START EXERCISE INPUT

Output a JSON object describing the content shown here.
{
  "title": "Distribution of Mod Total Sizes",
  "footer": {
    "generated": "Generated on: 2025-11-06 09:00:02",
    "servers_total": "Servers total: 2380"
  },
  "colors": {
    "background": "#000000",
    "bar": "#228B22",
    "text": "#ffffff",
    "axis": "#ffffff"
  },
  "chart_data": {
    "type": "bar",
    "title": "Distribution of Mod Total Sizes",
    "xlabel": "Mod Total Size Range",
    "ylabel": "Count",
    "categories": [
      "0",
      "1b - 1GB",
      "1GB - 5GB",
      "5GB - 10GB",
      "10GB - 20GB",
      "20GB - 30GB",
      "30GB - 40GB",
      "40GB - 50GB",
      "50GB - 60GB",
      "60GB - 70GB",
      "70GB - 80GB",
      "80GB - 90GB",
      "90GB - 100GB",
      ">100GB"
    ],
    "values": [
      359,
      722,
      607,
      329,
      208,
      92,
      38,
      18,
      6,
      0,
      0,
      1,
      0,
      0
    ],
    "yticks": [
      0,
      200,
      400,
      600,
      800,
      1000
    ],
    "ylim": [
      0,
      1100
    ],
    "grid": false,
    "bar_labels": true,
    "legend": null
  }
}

END EXERCISE INPUT

» **WHAT IS REQUIRED**: Gather each line in these records that contains the string "title".

» **OUTPUT FOR THIS EXERCISE**:
  "title": "Distribution of Mod Total Sizes",
    "title": "Distribution of Mod Total Sizes",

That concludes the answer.